- [Excerpted records]

^^^^^^^^^^^^^^^^

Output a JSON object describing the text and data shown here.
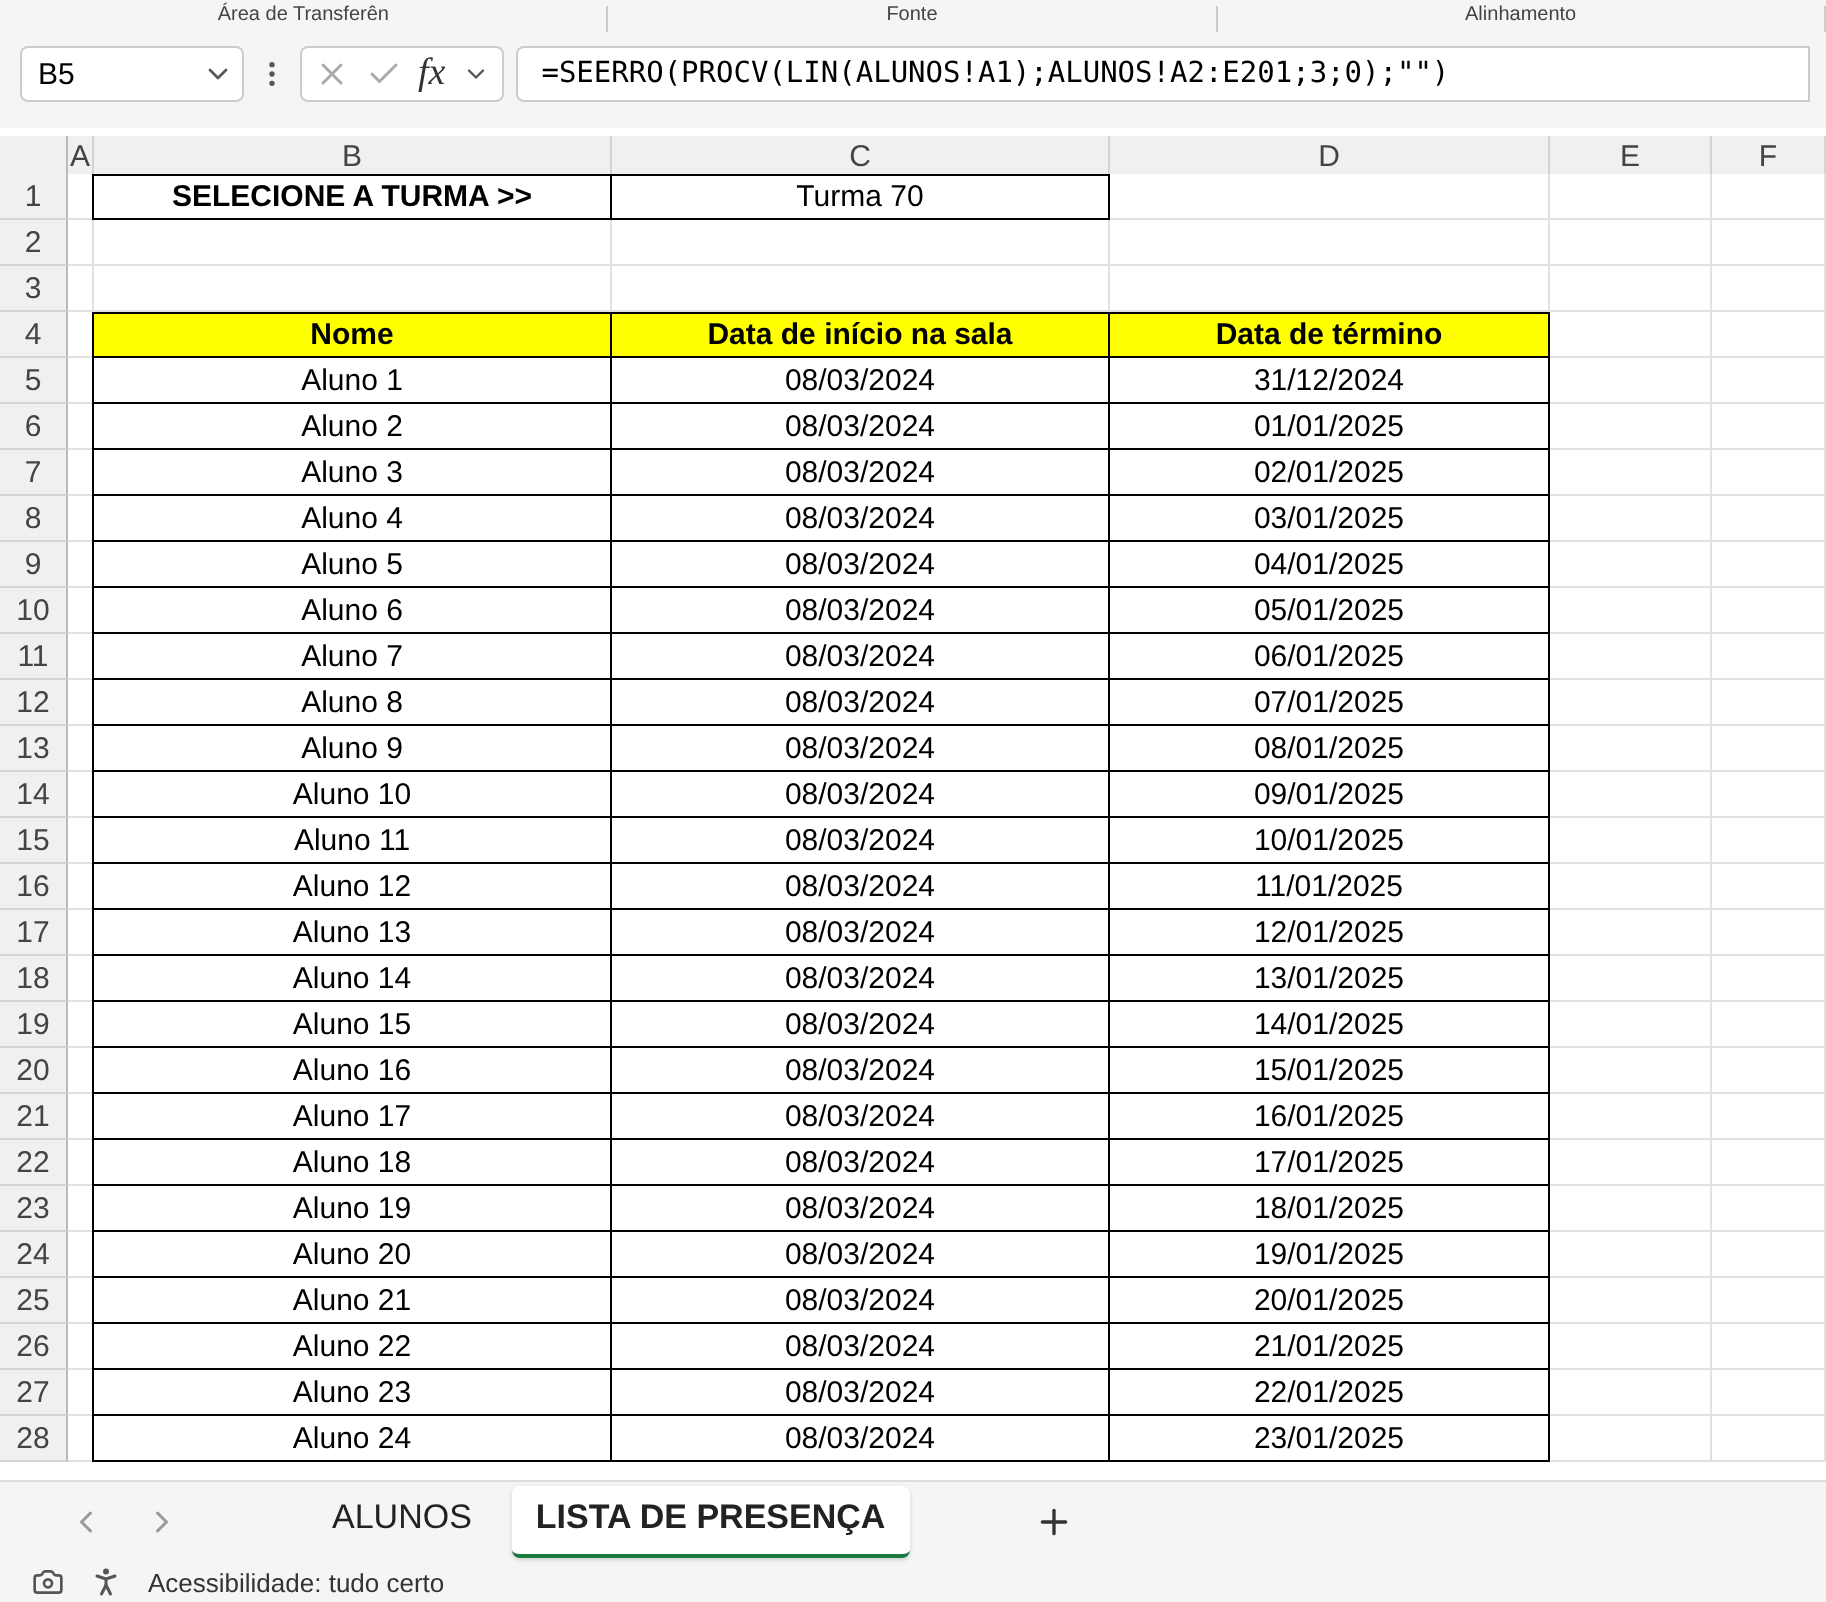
{
  "ribbon_groups": [
    "Área de Transferên",
    "Fonte",
    "Alinhamento"
  ],
  "name_box": "B5",
  "fx_label": "fx",
  "formula": "=SEERRO(PROCV(LIN(ALUNOS!A1);ALUNOS!A2:E201;3;0);\"\")",
  "columns": [
    "A",
    "B",
    "C",
    "D",
    "E",
    "F"
  ],
  "row_numbers": [
    "1",
    "2",
    "3",
    "4",
    "5",
    "6",
    "7",
    "8",
    "9",
    "10",
    "11",
    "12",
    "13",
    "14",
    "15",
    "16",
    "17",
    "18",
    "19",
    "20",
    "21",
    "22",
    "23",
    "24",
    "25",
    "26",
    "27",
    "28"
  ],
  "selector": {
    "label": "SELECIONE A TURMA >>",
    "value": "Turma 70"
  },
  "table": {
    "columns": [
      "Nome",
      "Data de início na sala",
      "Data de término"
    ],
    "rows": [
      [
        "Aluno 1",
        "08/03/2024",
        "31/12/2024"
      ],
      [
        "Aluno 2",
        "08/03/2024",
        "01/01/2025"
      ],
      [
        "Aluno 3",
        "08/03/2024",
        "02/01/2025"
      ],
      [
        "Aluno 4",
        "08/03/2024",
        "03/01/2025"
      ],
      [
        "Aluno 5",
        "08/03/2024",
        "04/01/2025"
      ],
      [
        "Aluno 6",
        "08/03/2024",
        "05/01/2025"
      ],
      [
        "Aluno 7",
        "08/03/2024",
        "06/01/2025"
      ],
      [
        "Aluno 8",
        "08/03/2024",
        "07/01/2025"
      ],
      [
        "Aluno 9",
        "08/03/2024",
        "08/01/2025"
      ],
      [
        "Aluno 10",
        "08/03/2024",
        "09/01/2025"
      ],
      [
        "Aluno 11",
        "08/03/2024",
        "10/01/2025"
      ],
      [
        "Aluno 12",
        "08/03/2024",
        "11/01/2025"
      ],
      [
        "Aluno 13",
        "08/03/2024",
        "12/01/2025"
      ],
      [
        "Aluno 14",
        "08/03/2024",
        "13/01/2025"
      ],
      [
        "Aluno 15",
        "08/03/2024",
        "14/01/2025"
      ],
      [
        "Aluno 16",
        "08/03/2024",
        "15/01/2025"
      ],
      [
        "Aluno 17",
        "08/03/2024",
        "16/01/2025"
      ],
      [
        "Aluno 18",
        "08/03/2024",
        "17/01/2025"
      ],
      [
        "Aluno 19",
        "08/03/2024",
        "18/01/2025"
      ],
      [
        "Aluno 20",
        "08/03/2024",
        "19/01/2025"
      ],
      [
        "Aluno 21",
        "08/03/2024",
        "20/01/2025"
      ],
      [
        "Aluno 22",
        "08/03/2024",
        "21/01/2025"
      ],
      [
        "Aluno 23",
        "08/03/2024",
        "22/01/2025"
      ],
      [
        "Aluno 24",
        "08/03/2024",
        "23/01/2025"
      ]
    ]
  },
  "sheet_tabs": [
    {
      "label": "ALUNOS",
      "selected": false
    },
    {
      "label": "LISTA DE PRESENÇA",
      "selected": true
    }
  ],
  "status": "Acessibilidade: tudo certo"
}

^^^^^^^^^^^^^^^^

- [What is needed] Reproduce every line exactly and omit all pictures.

- [Output of the task]
Output a JSON object describing the text and data shown here.
{
  "ribbon_groups": [
    "Área de Transferên",
    "Fonte",
    "Alinhamento"
  ],
  "name_box": "B5",
  "fx_label": "fx",
  "formula": "=SEERRO(PROCV(LIN(ALUNOS!A1);ALUNOS!A2:E201;3;0);\"\")",
  "columns": [
    "A",
    "B",
    "C",
    "D",
    "E",
    "F"
  ],
  "row_numbers": [
    "1",
    "2",
    "3",
    "4",
    "5",
    "6",
    "7",
    "8",
    "9",
    "10",
    "11",
    "12",
    "13",
    "14",
    "15",
    "16",
    "17",
    "18",
    "19",
    "20",
    "21",
    "22",
    "23",
    "24",
    "25",
    "26",
    "27",
    "28"
  ],
  "selector": {
    "label": "SELECIONE A TURMA >>",
    "value": "Turma 70"
  },
  "table": {
    "columns": [
      "Nome",
      "Data de início na sala",
      "Data de término"
    ],
    "rows": [
      [
        "Aluno 1",
        "08/03/2024",
        "31/12/2024"
      ],
      [
        "Aluno 2",
        "08/03/2024",
        "01/01/2025"
      ],
      [
        "Aluno 3",
        "08/03/2024",
        "02/01/2025"
      ],
      [
        "Aluno 4",
        "08/03/2024",
        "03/01/2025"
      ],
      [
        "Aluno 5",
        "08/03/2024",
        "04/01/2025"
      ],
      [
        "Aluno 6",
        "08/03/2024",
        "05/01/2025"
      ],
      [
        "Aluno 7",
        "08/03/2024",
        "06/01/2025"
      ],
      [
        "Aluno 8",
        "08/03/2024",
        "07/01/2025"
      ],
      [
        "Aluno 9",
        "08/03/2024",
        "08/01/2025"
      ],
      [
        "Aluno 10",
        "08/03/2024",
        "09/01/2025"
      ],
      [
        "Aluno 11",
        "08/03/2024",
        "10/01/2025"
      ],
      [
        "Aluno 12",
        "08/03/2024",
        "11/01/2025"
      ],
      [
        "Aluno 13",
        "08/03/2024",
        "12/01/2025"
      ],
      [
        "Aluno 14",
        "08/03/2024",
        "13/01/2025"
      ],
      [
        "Aluno 15",
        "08/03/2024",
        "14/01/2025"
      ],
      [
        "Aluno 16",
        "08/03/2024",
        "15/01/2025"
      ],
      [
        "Aluno 17",
        "08/03/2024",
        "16/01/2025"
      ],
      [
        "Aluno 18",
        "08/03/2024",
        "17/01/2025"
      ],
      [
        "Aluno 19",
        "08/03/2024",
        "18/01/2025"
      ],
      [
        "Aluno 20",
        "08/03/2024",
        "19/01/2025"
      ],
      [
        "Aluno 21",
        "08/03/2024",
        "20/01/2025"
      ],
      [
        "Aluno 22",
        "08/03/2024",
        "21/01/2025"
      ],
      [
        "Aluno 23",
        "08/03/2024",
        "22/01/2025"
      ],
      [
        "Aluno 24",
        "08/03/2024",
        "23/01/2025"
      ]
    ]
  },
  "sheet_tabs": [
    {
      "label": "ALUNOS",
      "selected": false
    },
    {
      "label": "LISTA DE PRESENÇA",
      "selected": true
    }
  ],
  "status": "Acessibilidade: tudo certo"
}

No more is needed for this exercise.